● Extracted records

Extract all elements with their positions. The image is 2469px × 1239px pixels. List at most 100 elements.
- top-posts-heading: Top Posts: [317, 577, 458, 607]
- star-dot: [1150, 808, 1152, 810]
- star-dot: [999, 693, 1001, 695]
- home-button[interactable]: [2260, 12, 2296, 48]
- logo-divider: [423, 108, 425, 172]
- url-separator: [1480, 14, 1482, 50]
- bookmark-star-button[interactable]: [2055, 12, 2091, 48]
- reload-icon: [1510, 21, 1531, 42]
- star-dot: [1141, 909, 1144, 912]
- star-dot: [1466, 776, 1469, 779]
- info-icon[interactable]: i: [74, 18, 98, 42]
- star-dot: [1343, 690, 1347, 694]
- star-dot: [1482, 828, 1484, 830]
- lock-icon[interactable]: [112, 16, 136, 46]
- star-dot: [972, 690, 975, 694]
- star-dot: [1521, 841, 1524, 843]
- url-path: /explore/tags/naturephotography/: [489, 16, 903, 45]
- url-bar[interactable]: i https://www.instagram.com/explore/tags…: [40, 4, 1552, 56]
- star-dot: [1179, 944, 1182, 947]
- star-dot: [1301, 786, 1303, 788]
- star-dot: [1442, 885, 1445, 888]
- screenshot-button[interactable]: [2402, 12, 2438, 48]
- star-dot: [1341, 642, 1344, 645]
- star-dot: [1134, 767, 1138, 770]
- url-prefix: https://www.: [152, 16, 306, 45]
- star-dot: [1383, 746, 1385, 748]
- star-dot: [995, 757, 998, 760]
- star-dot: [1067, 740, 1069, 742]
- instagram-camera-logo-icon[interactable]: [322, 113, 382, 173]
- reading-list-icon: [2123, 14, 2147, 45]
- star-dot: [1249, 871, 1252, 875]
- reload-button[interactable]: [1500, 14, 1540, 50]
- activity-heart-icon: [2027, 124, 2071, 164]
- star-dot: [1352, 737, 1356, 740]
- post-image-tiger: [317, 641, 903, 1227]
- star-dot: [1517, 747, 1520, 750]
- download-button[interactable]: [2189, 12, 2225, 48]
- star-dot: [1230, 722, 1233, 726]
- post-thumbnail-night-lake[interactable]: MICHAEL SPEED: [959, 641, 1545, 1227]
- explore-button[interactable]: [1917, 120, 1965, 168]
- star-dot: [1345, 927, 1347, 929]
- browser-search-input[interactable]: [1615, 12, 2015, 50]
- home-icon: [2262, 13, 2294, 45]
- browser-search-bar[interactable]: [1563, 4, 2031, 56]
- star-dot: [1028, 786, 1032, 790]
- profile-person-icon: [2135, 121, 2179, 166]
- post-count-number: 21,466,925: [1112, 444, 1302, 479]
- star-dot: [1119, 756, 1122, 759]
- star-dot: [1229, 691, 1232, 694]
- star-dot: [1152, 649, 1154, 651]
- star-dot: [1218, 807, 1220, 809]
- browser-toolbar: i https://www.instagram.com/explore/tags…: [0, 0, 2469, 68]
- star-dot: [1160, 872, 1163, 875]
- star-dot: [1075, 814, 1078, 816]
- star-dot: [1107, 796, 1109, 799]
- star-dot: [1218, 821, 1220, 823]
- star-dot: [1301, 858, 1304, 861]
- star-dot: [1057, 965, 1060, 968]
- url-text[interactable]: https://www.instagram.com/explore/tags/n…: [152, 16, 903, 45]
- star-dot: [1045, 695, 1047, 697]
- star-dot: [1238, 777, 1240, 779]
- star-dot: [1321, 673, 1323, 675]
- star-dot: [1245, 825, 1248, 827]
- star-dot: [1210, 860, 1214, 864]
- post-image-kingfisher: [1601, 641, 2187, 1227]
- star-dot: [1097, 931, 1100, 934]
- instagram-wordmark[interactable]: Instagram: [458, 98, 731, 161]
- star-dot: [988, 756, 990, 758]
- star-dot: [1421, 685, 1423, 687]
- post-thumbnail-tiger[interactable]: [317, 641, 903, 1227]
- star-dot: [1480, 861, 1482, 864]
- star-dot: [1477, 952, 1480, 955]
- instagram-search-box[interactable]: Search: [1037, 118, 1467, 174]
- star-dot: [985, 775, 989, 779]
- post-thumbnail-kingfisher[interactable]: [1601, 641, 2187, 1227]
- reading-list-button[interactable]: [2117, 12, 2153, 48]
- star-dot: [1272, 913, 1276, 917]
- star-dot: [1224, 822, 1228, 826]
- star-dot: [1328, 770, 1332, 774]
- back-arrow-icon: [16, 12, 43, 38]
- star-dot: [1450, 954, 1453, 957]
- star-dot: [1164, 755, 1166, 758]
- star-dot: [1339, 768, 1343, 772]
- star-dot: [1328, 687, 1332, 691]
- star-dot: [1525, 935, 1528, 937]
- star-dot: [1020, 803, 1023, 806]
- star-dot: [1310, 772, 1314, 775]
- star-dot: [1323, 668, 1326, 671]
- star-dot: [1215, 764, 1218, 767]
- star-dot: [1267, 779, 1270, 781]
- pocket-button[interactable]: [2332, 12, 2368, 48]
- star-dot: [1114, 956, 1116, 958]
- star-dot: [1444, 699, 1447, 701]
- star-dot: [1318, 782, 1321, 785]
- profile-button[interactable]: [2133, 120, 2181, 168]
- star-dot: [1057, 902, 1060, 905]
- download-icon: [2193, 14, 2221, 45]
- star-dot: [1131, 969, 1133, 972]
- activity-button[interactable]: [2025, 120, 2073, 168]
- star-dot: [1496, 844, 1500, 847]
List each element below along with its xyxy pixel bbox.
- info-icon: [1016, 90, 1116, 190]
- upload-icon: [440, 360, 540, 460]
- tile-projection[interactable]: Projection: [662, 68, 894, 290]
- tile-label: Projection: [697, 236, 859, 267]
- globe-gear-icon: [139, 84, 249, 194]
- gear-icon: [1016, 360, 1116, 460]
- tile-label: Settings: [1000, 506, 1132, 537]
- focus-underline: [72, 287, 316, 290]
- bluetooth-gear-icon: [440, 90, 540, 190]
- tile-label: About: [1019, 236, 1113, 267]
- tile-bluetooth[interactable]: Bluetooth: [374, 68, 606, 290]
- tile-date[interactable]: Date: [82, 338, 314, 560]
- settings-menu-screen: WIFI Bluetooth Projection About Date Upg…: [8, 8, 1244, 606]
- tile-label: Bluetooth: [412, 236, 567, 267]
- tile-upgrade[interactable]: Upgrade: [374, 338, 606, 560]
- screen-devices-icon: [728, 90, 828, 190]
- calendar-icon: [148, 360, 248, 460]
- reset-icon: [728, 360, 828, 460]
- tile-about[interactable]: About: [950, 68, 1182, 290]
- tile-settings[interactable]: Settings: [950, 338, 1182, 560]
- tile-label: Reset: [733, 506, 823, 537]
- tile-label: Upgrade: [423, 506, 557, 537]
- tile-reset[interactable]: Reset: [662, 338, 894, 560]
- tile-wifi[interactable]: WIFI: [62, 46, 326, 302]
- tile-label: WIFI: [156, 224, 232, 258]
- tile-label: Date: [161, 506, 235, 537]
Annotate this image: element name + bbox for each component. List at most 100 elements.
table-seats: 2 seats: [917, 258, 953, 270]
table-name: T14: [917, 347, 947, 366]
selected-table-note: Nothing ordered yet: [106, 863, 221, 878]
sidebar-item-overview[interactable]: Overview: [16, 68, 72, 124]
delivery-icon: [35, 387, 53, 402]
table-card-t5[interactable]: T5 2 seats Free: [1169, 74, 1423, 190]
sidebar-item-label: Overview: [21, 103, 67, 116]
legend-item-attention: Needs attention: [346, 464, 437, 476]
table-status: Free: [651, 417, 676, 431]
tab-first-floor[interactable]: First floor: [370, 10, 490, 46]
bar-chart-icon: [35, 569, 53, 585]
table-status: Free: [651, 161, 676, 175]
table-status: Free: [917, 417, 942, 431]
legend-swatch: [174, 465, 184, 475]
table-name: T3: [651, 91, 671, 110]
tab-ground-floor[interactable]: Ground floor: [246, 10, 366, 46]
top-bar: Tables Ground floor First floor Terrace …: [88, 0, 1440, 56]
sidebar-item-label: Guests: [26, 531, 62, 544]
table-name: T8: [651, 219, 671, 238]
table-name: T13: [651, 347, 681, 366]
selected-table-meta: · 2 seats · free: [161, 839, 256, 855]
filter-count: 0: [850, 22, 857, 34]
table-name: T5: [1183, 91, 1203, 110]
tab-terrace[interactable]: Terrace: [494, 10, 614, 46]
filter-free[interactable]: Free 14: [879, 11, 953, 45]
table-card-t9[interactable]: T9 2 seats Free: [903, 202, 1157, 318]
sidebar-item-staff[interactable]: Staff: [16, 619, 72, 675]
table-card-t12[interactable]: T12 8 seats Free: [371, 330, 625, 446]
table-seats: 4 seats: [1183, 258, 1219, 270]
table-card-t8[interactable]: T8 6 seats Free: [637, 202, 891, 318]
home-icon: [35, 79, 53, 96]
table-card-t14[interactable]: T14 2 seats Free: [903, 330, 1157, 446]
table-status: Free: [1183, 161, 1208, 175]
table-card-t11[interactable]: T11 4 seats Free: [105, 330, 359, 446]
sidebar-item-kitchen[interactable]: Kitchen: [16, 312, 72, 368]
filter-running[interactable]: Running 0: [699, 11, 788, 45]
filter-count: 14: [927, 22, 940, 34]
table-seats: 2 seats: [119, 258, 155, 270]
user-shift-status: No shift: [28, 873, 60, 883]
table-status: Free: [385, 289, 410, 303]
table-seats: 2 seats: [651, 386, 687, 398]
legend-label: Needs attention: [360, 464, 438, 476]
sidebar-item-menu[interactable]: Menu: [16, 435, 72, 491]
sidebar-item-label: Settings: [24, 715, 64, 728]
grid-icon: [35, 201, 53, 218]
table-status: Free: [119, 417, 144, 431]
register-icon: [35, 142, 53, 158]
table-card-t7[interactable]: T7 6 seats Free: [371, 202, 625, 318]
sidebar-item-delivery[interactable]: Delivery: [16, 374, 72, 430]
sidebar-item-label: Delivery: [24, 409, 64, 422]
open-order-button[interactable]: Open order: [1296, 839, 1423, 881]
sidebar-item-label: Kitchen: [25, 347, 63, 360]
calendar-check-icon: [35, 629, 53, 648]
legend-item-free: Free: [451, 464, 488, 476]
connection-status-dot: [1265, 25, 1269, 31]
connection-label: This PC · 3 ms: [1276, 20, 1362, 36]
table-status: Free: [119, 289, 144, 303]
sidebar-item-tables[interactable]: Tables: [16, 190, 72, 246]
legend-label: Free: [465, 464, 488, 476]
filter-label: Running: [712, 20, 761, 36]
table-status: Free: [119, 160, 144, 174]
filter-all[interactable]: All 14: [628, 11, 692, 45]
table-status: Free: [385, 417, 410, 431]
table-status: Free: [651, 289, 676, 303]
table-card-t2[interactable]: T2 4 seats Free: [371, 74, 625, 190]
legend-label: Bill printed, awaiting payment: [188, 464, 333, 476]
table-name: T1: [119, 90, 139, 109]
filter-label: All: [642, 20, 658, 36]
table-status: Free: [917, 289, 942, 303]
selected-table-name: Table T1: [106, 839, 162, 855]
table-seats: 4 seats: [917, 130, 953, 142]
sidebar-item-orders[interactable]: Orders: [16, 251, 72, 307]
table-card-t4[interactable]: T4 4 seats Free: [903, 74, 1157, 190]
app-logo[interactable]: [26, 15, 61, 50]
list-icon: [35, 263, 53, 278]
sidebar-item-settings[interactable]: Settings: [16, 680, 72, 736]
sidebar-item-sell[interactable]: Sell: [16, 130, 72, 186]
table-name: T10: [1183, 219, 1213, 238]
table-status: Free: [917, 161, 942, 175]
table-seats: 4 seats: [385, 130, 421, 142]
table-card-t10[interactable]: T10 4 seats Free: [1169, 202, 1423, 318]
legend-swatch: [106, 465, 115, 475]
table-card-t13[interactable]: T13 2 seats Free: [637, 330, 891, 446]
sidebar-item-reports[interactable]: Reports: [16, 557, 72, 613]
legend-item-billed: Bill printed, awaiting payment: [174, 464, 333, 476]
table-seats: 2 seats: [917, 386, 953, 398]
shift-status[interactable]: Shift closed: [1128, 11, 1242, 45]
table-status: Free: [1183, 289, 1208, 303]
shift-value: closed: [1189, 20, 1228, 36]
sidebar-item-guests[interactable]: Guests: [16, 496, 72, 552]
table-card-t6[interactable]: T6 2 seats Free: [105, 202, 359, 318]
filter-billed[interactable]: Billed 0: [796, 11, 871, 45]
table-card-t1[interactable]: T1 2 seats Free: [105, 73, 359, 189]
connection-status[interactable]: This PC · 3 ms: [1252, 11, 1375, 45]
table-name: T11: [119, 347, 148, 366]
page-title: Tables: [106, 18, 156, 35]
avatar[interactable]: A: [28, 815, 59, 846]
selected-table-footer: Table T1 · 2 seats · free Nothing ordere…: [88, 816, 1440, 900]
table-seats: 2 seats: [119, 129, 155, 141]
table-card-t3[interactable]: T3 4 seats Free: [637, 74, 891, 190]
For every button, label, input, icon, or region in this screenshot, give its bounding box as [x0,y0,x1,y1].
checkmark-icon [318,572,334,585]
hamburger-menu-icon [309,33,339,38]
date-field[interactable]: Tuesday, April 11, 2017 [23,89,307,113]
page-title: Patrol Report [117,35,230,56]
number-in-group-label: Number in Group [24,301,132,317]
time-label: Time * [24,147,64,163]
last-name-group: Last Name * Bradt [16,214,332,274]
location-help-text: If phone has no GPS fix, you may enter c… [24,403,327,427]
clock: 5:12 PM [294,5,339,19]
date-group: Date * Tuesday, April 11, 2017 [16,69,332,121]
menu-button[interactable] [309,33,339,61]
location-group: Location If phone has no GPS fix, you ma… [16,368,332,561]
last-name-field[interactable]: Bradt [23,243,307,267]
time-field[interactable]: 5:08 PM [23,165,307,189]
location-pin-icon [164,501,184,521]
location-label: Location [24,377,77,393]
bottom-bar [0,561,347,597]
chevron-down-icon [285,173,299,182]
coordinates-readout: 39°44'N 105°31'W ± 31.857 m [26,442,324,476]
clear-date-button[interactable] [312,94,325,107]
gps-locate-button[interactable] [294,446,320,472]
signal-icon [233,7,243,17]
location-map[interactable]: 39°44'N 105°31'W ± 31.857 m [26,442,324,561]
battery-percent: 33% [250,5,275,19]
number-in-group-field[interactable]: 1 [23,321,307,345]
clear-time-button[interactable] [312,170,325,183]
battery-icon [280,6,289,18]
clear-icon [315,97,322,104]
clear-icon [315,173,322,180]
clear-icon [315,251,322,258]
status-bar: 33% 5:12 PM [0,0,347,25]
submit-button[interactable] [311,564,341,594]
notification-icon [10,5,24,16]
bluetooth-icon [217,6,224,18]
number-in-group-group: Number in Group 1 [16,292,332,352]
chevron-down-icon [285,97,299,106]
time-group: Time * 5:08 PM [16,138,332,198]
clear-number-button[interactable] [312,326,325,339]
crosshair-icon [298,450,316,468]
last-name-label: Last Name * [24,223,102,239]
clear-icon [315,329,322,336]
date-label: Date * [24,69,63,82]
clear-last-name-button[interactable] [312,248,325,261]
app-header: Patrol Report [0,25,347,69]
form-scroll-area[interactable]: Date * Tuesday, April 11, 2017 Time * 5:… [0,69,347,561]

● Exercise instructions
Rewrite the records from their first line through the line containing "- star-dot: [1249, 871, 1252, 875]", inclusive, changing each "star-dot" to "star-point" and leaving everything else the same.

● Solution for this problem
Extract all elements with their positions. The image is 2469px × 1239px pixels. List at most 100 elements.
- top-posts-heading: Top Posts: [317, 577, 458, 607]
- star-point: [1150, 808, 1152, 810]
- star-point: [999, 693, 1001, 695]
- home-button[interactable]: [2260, 12, 2296, 48]
- logo-divider: [423, 108, 425, 172]
- url-separator: [1480, 14, 1482, 50]
- bookmark-star-button[interactable]: [2055, 12, 2091, 48]
- reload-icon: [1510, 21, 1531, 42]
- star-point: [1141, 909, 1144, 912]
- star-point: [1466, 776, 1469, 779]
- info-icon[interactable]: i: [74, 18, 98, 42]
- star-point: [1343, 690, 1347, 694]
- star-point: [1482, 828, 1484, 830]
- lock-icon[interactable]: [112, 16, 136, 46]
- star-point: [972, 690, 975, 694]
- star-point: [1521, 841, 1524, 843]
- url-path: /explore/tags/naturephotography/: [489, 16, 903, 45]
- url-bar[interactable]: i https://www.instagram.com/explore/tags…: [40, 4, 1552, 56]
- star-point: [1179, 944, 1182, 947]
- star-point: [1301, 786, 1303, 788]
- star-point: [1442, 885, 1445, 888]
- screenshot-button[interactable]: [2402, 12, 2438, 48]
- star-point: [1341, 642, 1344, 645]
- star-point: [1134, 767, 1138, 770]
- url-prefix: https://www.: [152, 16, 306, 45]
- star-point: [1383, 746, 1385, 748]
- star-point: [995, 757, 998, 760]
- star-point: [1067, 740, 1069, 742]
- instagram-camera-logo-icon[interactable]: [322, 113, 382, 173]
- reading-list-icon: [2123, 14, 2147, 45]
- star-point: [1249, 871, 1252, 875]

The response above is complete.